- WHAT NEEDS TO BE DONE -
Give the number of lines in the data that hold the string "Read". Nothing else is needed.

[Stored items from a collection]
□ □ □
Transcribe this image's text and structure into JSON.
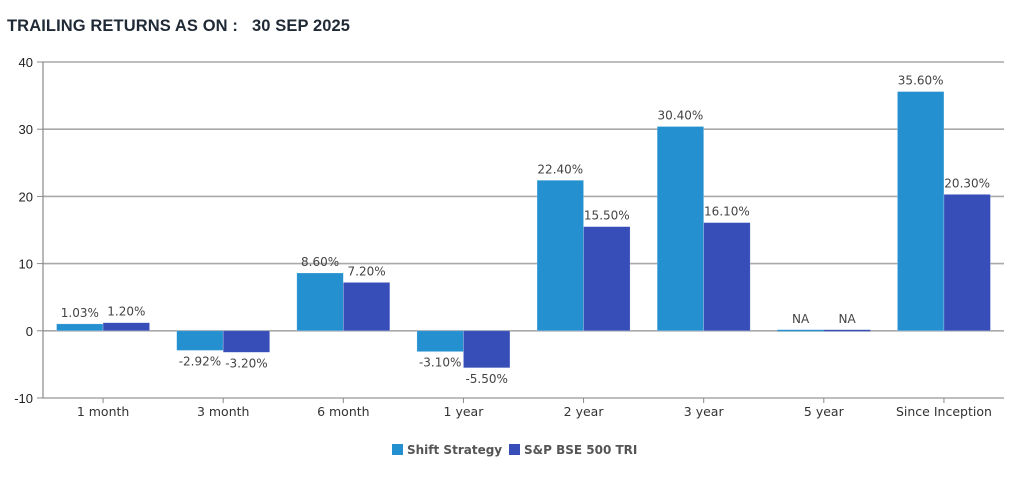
{
  "header": {
    "title": "TRAILING RETURNS AS ON :   30 SEP 2025"
  },
  "chart_data": {
    "type": "bar",
    "title": "TRAILING RETURNS AS ON :   30 SEP 2025",
    "xlabel": "",
    "ylabel": "",
    "ylim": [
      -10,
      40
    ],
    "yticks": [
      40,
      30,
      20,
      10,
      0,
      -10
    ],
    "grid": true,
    "legend_position": "bottom-center",
    "categories": [
      "1 month",
      "3 month",
      "6 month",
      "1 year",
      "2 year",
      "3 year",
      "5 year",
      "Since Inception"
    ],
    "series": [
      {
        "name": "Shift Strategy",
        "color": "#2490d0",
        "values": [
          1.03,
          -2.92,
          8.6,
          -3.1,
          22.4,
          30.4,
          null,
          35.6
        ],
        "labels": [
          "1.03%",
          "-2.92%",
          "8.60%",
          "-3.10%",
          "22.40%",
          "30.40%",
          "NA",
          "35.60%"
        ]
      },
      {
        "name": "S&P BSE 500 TRI",
        "color": "#374eb9",
        "values": [
          1.2,
          -3.2,
          7.2,
          -5.5,
          15.5,
          16.1,
          null,
          20.3
        ],
        "labels": [
          "1.20%",
          "-3.20%",
          "7.20%",
          "-5.50%",
          "15.50%",
          "16.10%",
          "NA",
          "20.30%"
        ]
      }
    ]
  }
}
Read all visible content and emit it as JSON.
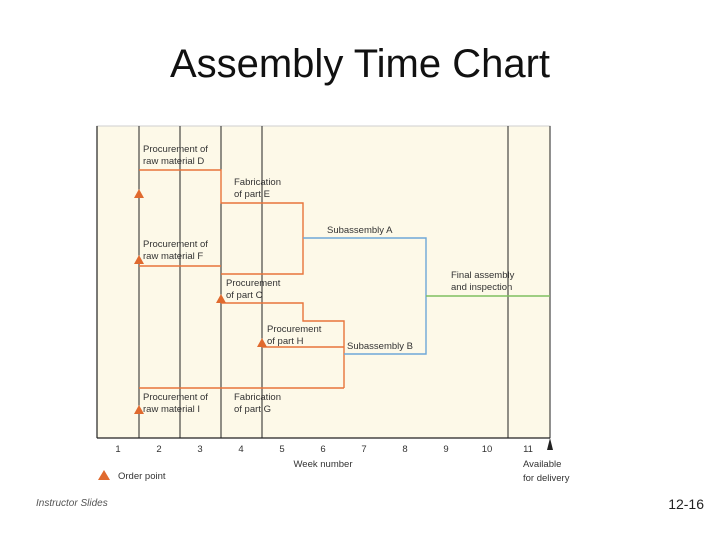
{
  "title": "Assembly Time Chart",
  "footer": {
    "left": "Instructor Slides",
    "right": "12-16"
  },
  "axis": {
    "weeks": [
      "1",
      "2",
      "3",
      "4",
      "5",
      "6",
      "7",
      "8",
      "9",
      "10",
      "11"
    ],
    "label": "Week number",
    "end_label_line1": "Available",
    "end_label_line2": "for delivery"
  },
  "legend": {
    "order_point": "Order point"
  },
  "tasks": {
    "proc_d": [
      "Procurement of",
      "raw material D"
    ],
    "fab_e": [
      "Fabrication",
      "of part E"
    ],
    "sub_a": [
      "Subassembly A"
    ],
    "proc_f": [
      "Procurement of",
      "raw material F"
    ],
    "proc_c": [
      "Procurement",
      "of part C"
    ],
    "final": [
      "Final assembly",
      "and inspection"
    ],
    "proc_h": [
      "Procurement",
      "of part H"
    ],
    "sub_b": [
      "Subassembly B"
    ],
    "proc_i": [
      "Procurement of",
      "raw material I"
    ],
    "fab_g": [
      "Fabrication",
      "of part G"
    ]
  },
  "colors": {
    "panel": "#fdf9e8",
    "procurement": "#e8743b",
    "subassembly": "#6ea8d8",
    "final": "#7fc060",
    "triangle": "#e06a2e"
  }
}
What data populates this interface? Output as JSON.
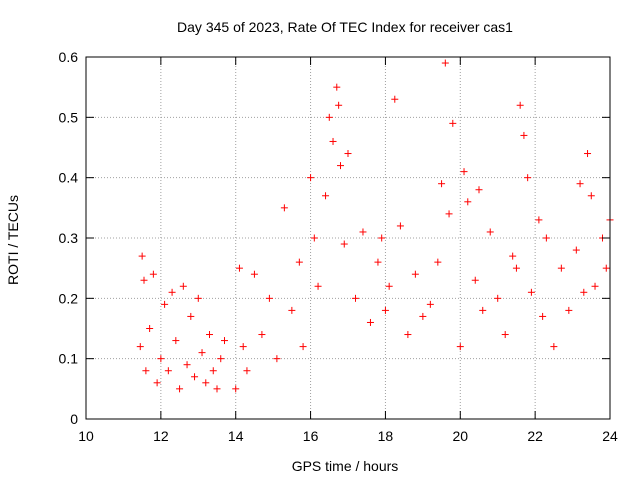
{
  "chart_data": {
    "type": "scatter",
    "title": "Day 345 of 2023, Rate Of TEC Index for receiver cas1",
    "xlabel": "GPS time / hours",
    "ylabel": "ROTI / TECUs",
    "xlim": [
      10,
      24
    ],
    "ylim": [
      0,
      0.6
    ],
    "xticks": [
      10,
      12,
      14,
      16,
      18,
      20,
      22,
      24
    ],
    "yticks": [
      0,
      0.1,
      0.2,
      0.3,
      0.4,
      0.5,
      0.6
    ],
    "grid": true,
    "marker": "plus",
    "marker_color": "#ff0000",
    "series": [
      {
        "x": [
          11.45,
          11.5,
          11.55,
          11.6,
          11.7,
          11.8,
          11.9,
          12.0,
          12.1,
          12.2,
          12.3,
          12.4,
          12.5,
          12.6,
          12.7,
          12.8,
          12.9,
          13.0,
          13.1,
          13.2,
          13.3,
          13.4,
          13.5,
          13.6,
          13.7,
          14.0,
          14.1,
          14.2,
          14.3,
          14.5,
          14.7,
          14.9,
          15.1,
          15.3,
          15.5,
          15.7,
          15.8,
          16.0,
          16.1,
          16.2,
          16.4,
          16.5,
          16.6,
          16.7,
          16.75,
          16.8,
          16.9,
          17.0,
          17.2,
          17.4,
          17.6,
          17.8,
          17.9,
          18.0,
          18.1,
          18.25,
          18.4,
          18.6,
          18.8,
          19.0,
          19.2,
          19.4,
          19.5,
          19.6,
          19.7,
          19.8,
          20.0,
          20.1,
          20.2,
          20.4,
          20.5,
          20.6,
          20.8,
          21.0,
          21.2,
          21.4,
          21.5,
          21.6,
          21.7,
          21.8,
          21.9,
          22.1,
          22.2,
          22.3,
          22.5,
          22.7,
          22.9,
          23.1,
          23.2,
          23.3,
          23.4,
          23.5,
          23.6,
          23.8,
          23.9,
          24.0
        ],
        "y": [
          0.12,
          0.27,
          0.23,
          0.08,
          0.15,
          0.24,
          0.06,
          0.1,
          0.19,
          0.08,
          0.21,
          0.13,
          0.05,
          0.22,
          0.09,
          0.17,
          0.07,
          0.2,
          0.11,
          0.06,
          0.14,
          0.08,
          0.05,
          0.1,
          0.13,
          0.05,
          0.25,
          0.12,
          0.08,
          0.24,
          0.14,
          0.2,
          0.1,
          0.35,
          0.18,
          0.26,
          0.12,
          0.4,
          0.3,
          0.22,
          0.37,
          0.5,
          0.46,
          0.55,
          0.52,
          0.42,
          0.29,
          0.44,
          0.2,
          0.31,
          0.16,
          0.26,
          0.3,
          0.18,
          0.22,
          0.53,
          0.32,
          0.14,
          0.24,
          0.17,
          0.19,
          0.26,
          0.39,
          0.59,
          0.34,
          0.49,
          0.12,
          0.41,
          0.36,
          0.23,
          0.38,
          0.18,
          0.31,
          0.2,
          0.14,
          0.27,
          0.25,
          0.52,
          0.47,
          0.4,
          0.21,
          0.33,
          0.17,
          0.3,
          0.12,
          0.25,
          0.18,
          0.28,
          0.39,
          0.21,
          0.44,
          0.37,
          0.22,
          0.3,
          0.25,
          0.33
        ]
      }
    ]
  }
}
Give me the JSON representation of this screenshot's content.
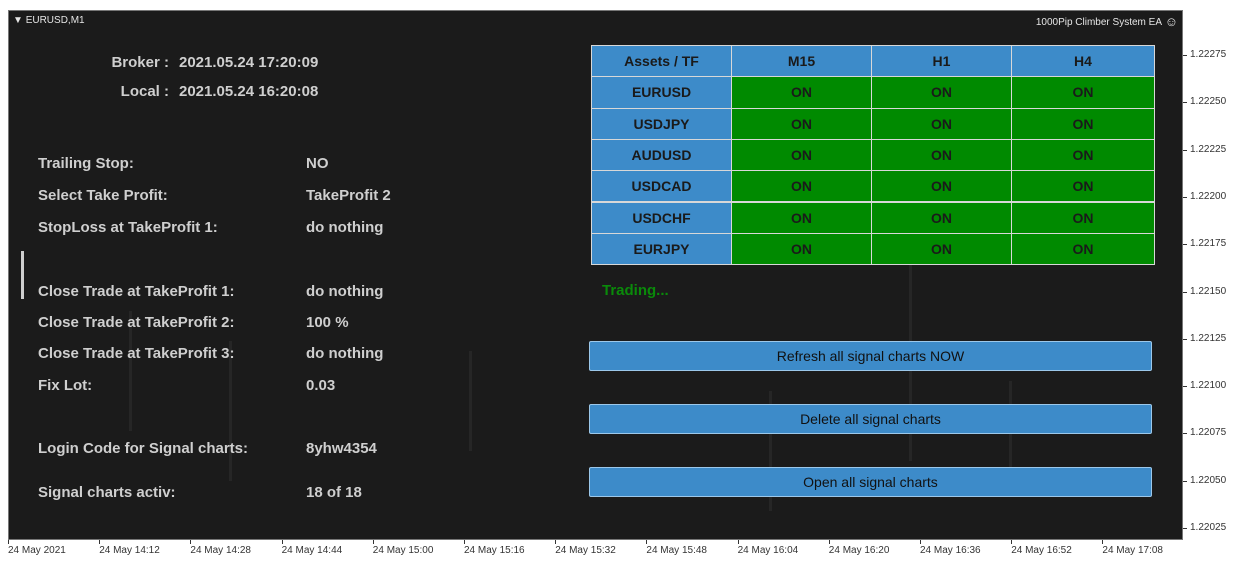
{
  "window": {
    "symbol": "EURUSD,M1",
    "expert": "1000Pip Climber System EA"
  },
  "clock": [
    {
      "label": "Broker :",
      "value": "2021.05.24 17:20:09"
    },
    {
      "label": "Local :",
      "value": "2021.05.24 16:20:08"
    }
  ],
  "settings": [
    {
      "label": "Trailing Stop:",
      "value": "NO"
    },
    {
      "label": "Select Take Profit:",
      "value": "TakeProfit 2"
    },
    {
      "label": "StopLoss at TakeProfit 1:",
      "value": "do nothing"
    },
    {
      "label": "Close Trade at TakeProfit 1:",
      "value": "do nothing"
    },
    {
      "label": "Close Trade at TakeProfit 2:",
      "value": "100 %"
    },
    {
      "label": "Close Trade at TakeProfit 3:",
      "value": "do nothing"
    },
    {
      "label": "Fix Lot:",
      "value": "0.03"
    },
    {
      "label": "Login Code for Signal charts:",
      "value": "8yhw4354"
    },
    {
      "label": "Signal charts activ:",
      "value": "18 of 18"
    }
  ],
  "table": {
    "header": [
      "Assets / TF",
      "M15",
      "H1",
      "H4"
    ],
    "rows": [
      [
        "EURUSD",
        "ON",
        "ON",
        "ON"
      ],
      [
        "USDJPY",
        "ON",
        "ON",
        "ON"
      ],
      [
        "AUDUSD",
        "ON",
        "ON",
        "ON"
      ],
      [
        "USDCAD",
        "ON",
        "ON",
        "ON"
      ],
      [
        "USDCHF",
        "ON",
        "ON",
        "ON"
      ],
      [
        "EURJPY",
        "ON",
        "ON",
        "ON"
      ]
    ]
  },
  "status": "Trading...",
  "buttons": [
    "Refresh all signal charts  NOW",
    "Delete all signal charts",
    "Open all signal charts"
  ],
  "price_axis": [
    "1.22275",
    "1.22250",
    "1.22225",
    "1.22200",
    "1.22175",
    "1.22150",
    "1.22125",
    "1.22100",
    "1.22075",
    "1.22050",
    "1.22025"
  ],
  "time_axis": [
    "24 May 2021",
    "24 May 14:12",
    "24 May 14:28",
    "24 May 14:44",
    "24 May 15:00",
    "24 May 15:16",
    "24 May 15:32",
    "24 May 15:48",
    "24 May 16:04",
    "24 May 16:20",
    "24 May 16:36",
    "24 May 16:52",
    "24 May 17:08"
  ]
}
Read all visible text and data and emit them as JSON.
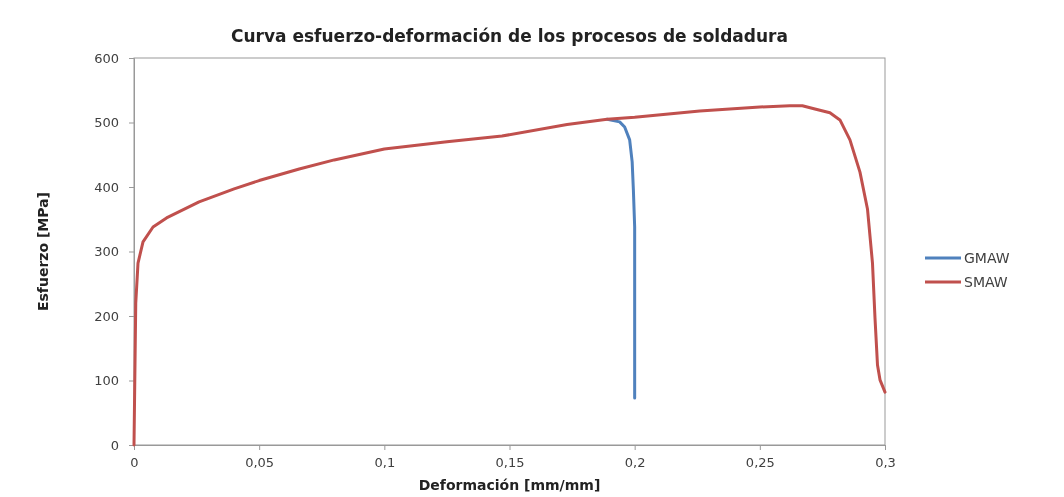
{
  "chart_data": {
    "type": "line",
    "title": "Curva esfuerzo-deformación de los procesos de soldadura",
    "xlabel": "Deformación [mm/mm]",
    "ylabel": "Esfuerzo [MPa]",
    "xlim": [
      0,
      0.3
    ],
    "xticks": [
      {
        "value": 0,
        "label": "0"
      },
      {
        "value": 0.05,
        "label": "0,05"
      },
      {
        "value": 0.1,
        "label": "0,1"
      },
      {
        "value": 0.15,
        "label": "0,15"
      },
      {
        "value": 0.2,
        "label": "0,2"
      },
      {
        "value": 0.25,
        "label": "0,25"
      },
      {
        "value": 0.3,
        "label": "0,3"
      }
    ],
    "ylim": [
      0,
      600
    ],
    "yticks": [
      0,
      100,
      200,
      300,
      400,
      500,
      600
    ],
    "grid": false,
    "legend": "right",
    "marker": "none",
    "line_style": "solid",
    "series": [
      {
        "name": "GMAW",
        "color": "#4f81bd",
        "x": [
          0.189,
          0.194,
          0.196,
          0.198,
          0.199,
          0.1995,
          0.2,
          0.2
        ],
        "values": [
          505,
          501,
          493,
          473,
          439,
          394,
          338,
          73
        ]
      },
      {
        "name": "SMAW",
        "color": "#c0504d",
        "x": [
          0,
          0.0007,
          0.0016,
          0.0036,
          0.0076,
          0.013,
          0.026,
          0.04,
          0.05,
          0.066,
          0.08,
          0.1,
          0.125,
          0.147,
          0.173,
          0.189,
          0.2,
          0.226,
          0.25,
          0.262,
          0.267,
          0.272,
          0.278,
          0.282,
          0.286,
          0.29,
          0.293,
          0.295,
          0.296,
          0.297,
          0.298,
          0.3
        ],
        "values": [
          0,
          220,
          282,
          315,
          338,
          352,
          377,
          397,
          410,
          428,
          442,
          459,
          470,
          479,
          497,
          505,
          508,
          518,
          524,
          526,
          526,
          521,
          515,
          504,
          473,
          423,
          366,
          282,
          197,
          124,
          101,
          82
        ]
      }
    ]
  }
}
□ □ □
- RESPONSE TO THE TASK -
2